■ INFORMATION SUPPLIED:
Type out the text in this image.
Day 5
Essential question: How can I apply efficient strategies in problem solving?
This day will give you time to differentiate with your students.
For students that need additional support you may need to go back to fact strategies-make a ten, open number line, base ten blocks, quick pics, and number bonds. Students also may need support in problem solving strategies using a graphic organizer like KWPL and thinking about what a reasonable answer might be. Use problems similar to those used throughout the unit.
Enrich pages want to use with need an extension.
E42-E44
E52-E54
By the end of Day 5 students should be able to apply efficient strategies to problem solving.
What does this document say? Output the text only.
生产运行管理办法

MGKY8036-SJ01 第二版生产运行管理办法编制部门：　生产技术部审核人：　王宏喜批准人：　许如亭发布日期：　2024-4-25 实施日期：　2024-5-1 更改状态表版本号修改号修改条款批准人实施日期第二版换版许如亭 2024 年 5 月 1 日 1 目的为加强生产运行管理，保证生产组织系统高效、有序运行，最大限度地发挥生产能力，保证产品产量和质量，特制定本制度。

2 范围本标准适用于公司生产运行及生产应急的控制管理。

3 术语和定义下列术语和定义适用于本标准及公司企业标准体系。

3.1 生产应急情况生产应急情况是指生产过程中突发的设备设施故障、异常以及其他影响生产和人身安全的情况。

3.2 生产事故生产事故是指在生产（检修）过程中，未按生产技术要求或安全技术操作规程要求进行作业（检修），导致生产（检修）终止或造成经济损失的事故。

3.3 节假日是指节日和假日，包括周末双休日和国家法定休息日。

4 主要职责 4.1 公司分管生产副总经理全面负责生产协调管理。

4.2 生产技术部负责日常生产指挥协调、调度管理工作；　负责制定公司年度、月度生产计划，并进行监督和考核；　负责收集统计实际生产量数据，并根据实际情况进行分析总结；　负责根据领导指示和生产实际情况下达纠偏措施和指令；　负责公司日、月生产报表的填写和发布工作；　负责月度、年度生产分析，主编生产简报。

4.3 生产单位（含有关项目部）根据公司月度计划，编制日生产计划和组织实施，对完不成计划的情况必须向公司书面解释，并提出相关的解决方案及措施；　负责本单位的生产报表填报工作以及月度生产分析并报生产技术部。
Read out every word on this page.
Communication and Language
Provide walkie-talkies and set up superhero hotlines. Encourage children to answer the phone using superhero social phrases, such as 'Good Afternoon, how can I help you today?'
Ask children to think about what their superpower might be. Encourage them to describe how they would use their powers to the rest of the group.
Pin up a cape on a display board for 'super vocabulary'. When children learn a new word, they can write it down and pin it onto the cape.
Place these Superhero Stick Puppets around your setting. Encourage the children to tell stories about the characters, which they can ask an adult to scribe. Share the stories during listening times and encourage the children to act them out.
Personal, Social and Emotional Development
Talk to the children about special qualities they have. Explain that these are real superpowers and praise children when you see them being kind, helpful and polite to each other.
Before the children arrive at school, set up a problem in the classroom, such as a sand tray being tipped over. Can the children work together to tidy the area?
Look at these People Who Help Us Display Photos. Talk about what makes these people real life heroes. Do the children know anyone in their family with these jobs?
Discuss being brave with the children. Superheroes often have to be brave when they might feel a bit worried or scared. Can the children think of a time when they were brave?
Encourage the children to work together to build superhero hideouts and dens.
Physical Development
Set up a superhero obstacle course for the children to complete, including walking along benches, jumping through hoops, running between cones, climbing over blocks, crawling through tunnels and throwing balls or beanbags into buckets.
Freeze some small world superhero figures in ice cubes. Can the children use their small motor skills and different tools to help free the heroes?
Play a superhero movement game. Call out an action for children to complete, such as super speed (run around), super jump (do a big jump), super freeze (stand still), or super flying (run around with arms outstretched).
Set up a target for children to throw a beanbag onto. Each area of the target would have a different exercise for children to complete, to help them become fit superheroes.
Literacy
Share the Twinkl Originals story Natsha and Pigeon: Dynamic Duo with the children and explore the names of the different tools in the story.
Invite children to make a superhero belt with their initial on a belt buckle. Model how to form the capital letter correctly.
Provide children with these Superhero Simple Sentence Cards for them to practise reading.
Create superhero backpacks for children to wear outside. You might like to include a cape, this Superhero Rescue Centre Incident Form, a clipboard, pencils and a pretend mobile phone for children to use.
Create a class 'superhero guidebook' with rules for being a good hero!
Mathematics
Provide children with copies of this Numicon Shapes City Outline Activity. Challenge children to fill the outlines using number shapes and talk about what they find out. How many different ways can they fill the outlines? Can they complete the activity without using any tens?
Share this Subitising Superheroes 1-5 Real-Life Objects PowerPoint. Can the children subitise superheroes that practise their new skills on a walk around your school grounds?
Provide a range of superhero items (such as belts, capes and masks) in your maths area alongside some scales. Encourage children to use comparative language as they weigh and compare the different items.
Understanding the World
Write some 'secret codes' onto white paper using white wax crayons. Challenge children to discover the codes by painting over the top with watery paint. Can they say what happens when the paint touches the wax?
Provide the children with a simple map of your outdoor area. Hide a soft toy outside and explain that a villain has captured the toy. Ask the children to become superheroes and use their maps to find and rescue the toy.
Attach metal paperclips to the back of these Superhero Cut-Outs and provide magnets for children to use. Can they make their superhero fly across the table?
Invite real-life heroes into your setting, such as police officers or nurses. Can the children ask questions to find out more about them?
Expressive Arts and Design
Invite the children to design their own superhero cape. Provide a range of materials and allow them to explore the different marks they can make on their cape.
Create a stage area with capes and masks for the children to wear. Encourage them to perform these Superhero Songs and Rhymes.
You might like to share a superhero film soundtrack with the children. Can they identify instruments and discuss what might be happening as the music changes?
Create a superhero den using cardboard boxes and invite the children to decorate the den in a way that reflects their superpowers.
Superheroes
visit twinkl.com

■ EXERCISE TASK:
Return all of the data precisely as it appears.

■ SOLUTION FOR THIS EXERCISE:
Type out the text in this image.
Day 5
Essential question: How can I apply efficient strategies in problem solving?
This day will give you time to differentiate with your students.
For students that need additional support you may need to go back to fact strategies-make a ten, open number line, base ten blocks, quick pics, and number bonds. Students also may need support in problem solving strategies using a graphic organizer like KWPL and thinking about what a reasonable answer might be. Use problems similar to those used throughout the unit.
Enrich pages want to use with need an extension.
E42-E44
E52-E54
By the end of Day 5 students should be able to apply efficient strategies to problem solving.
What does this document say? Output the text only.
生产运行管理办法

MGKY8036-SJ01 第二版生产运行管理办法编制部门：　生产技术部审核人：　王宏喜批准人：　许如亭发布日期：　2024-4-25 实施日期：　2024-5-1 更改状态表版本号修改号修改条款批准人实施日期第二版换版许如亭 2024 年 5 月 1 日 1 目的为加强生产运行管理，保证生产组织系统高效、有序运行，最大限度地发挥生产能力，保证产品产量和质量，特制定本制度。

2 范围本标准适用于公司生产运行及生产应急的控制管理。

3 术语和定义下列术语和定义适用于本标准及公司企业标准体系。

3.1 生产应急情况生产应急情况是指生产过程中突发的设备设施故障、异常以及其他影响生产和人身安全的情况。

3.2 生产事故生产事故是指在生产（检修）过程中，未按生产技术要求或安全技术操作规程要求进行作业（检修），导致生产（检修）终止或造成经济损失的事故。

3.3 节假日是指节日和假日，包括周末双休日和国家法定休息日。

4 主要职责 4.1 公司分管生产副总经理全面负责生产协调管理。

4.2 生产技术部负责日常生产指挥协调、调度管理工作；　负责制定公司年度、月度生产计划，并进行监督和考核；　负责收集统计实际生产量数据，并根据实际情况进行分析总结；　负责根据领导指示和生产实际情况下达纠偏措施和指令；　负责公司日、月生产报表的填写和发布工作；　负责月度、年度生产分析，主编生产简报。

4.3 生产单位（含有关项目部）根据公司月度计划，编制日生产计划和组织实施，对完不成计划的情况必须向公司书面解释，并提出相关的解决方案及措施；　负责本单位的生产报表填报工作以及月度生产分析并报生产技术部。
Read out every word on this page.
Communication and Language
Provide walkie-talkies and set up superhero hotlines. Encourage children to answer the phone using superhero social phrases, such as 'Good Afternoon, how can I help you today?'
Ask children to think about what their superpower might be. Encourage them to describe how they would use their powers to the rest of the group.
Pin up a cape on a display board for 'super vocabulary'. When children learn a new word, they can write it down and pin it onto the cape.
Place these Superhero Stick Puppets around your setting. Encourage the children to tell stories about the characters, which they can ask an adult to scribe. Share the stories during listening times and encourage the children to act them out.
Personal, Social and Emotional Development
Talk to the children about special qualities they have. Explain that these are real superpowers and praise children when you see them being kind, helpful and polite to each other.
Before the children arrive at school, set up a problem in the classroom, such as a sand tray being tipped over. Can the children work together to tidy the area?
Look at these People Who Help Us Display Photos. Talk about what makes these people real life heroes. Do the children know anyone in their family with these jobs?
Discuss being brave with the children. Superheroes often have to be brave when they might feel a bit worried or scared. Can the children think of a time when they were brave?
Encourage the children to work together to build superhero hideouts and dens.
Physical Development
Set up a superhero obstacle course for the children to complete, including walking along benches, jumping through hoops, running between cones, climbing over blocks, crawling through tunnels and throwing balls or beanbags into buckets.
Freeze some small world superhero figures in ice cubes. Can the children use their small motor skills and different tools to help free the heroes?
Play a superhero movement game. Call out an action for children to complete, such as super speed (run around), super jump (do a big jump), super freeze (stand still), or super flying (run around with arms outstretched).
Set up a target for children to throw a beanbag onto. Each area of the target would have a different exercise for children to complete, to help them become fit superheroes.
Literacy
Share the Twinkl Originals story Natsha and Pigeon: Dynamic Duo with the children and explore the names of the different tools in the story.
Invite children to make a superhero belt with their initial on a belt buckle. Model how to form the capital letter correctly.
Provide children with these Superhero Simple Sentence Cards for them to practise reading.
Create superhero backpacks for children to wear outside. You might like to include a cape, this Superhero Rescue Centre Incident Form, a clipboard, pencils and a pretend mobile phone for children to use.
Create a class 'superhero guidebook' with rules for being a good hero!
Mathematics
Provide children with copies of this Numicon Shapes City Outline Activity. Challenge children to fill the outlines using number shapes and talk about what they find out. How many different ways can they fill the outlines? Can they complete the activity without using any tens?
Share this Subitising Superheroes 1-5 Real-Life Objects PowerPoint. Can the children subitise superheroes that practise their new skills on a walk around your school grounds?
Provide a range of superhero items (such as belts, capes and masks) in your maths area alongside some scales. Encourage children to use comparative language as they weigh and compare the different items.
Understanding the World
Write some 'secret codes' onto white paper using white wax crayons. Challenge children to discover the codes by painting over the top with watery paint. Can they say what happens when the paint touches the wax?
Provide the children with a simple map of your outdoor area. Hide a soft toy outside and explain that a villain has captured the toy. Ask the children to become superheroes and use their maps to find and rescue the toy.
Attach metal paperclips to the back of these Superhero Cut-Outs and provide magnets for children to use. Can they make their superhero fly across the table?
Invite real-life heroes into your setting, such as police officers or nurses. Can the children ask questions to find out more about them?
Expressive Arts and Design
Invite the children to design their own superhero cape. Provide a range of materials and allow them to explore the different marks they can make on their cape.
Create a stage area with capes and masks for the children to wear. Encourage them to perform these Superhero Songs and Rhymes.
You might like to share a superhero film soundtrack with the children. Can they identify instruments and discuss what might be happening as the music changes?
Create a superhero den using cardboard boxes and invite the children to decorate the den in a way that reflects their superpowers.
Superheroes
visit twinkl.com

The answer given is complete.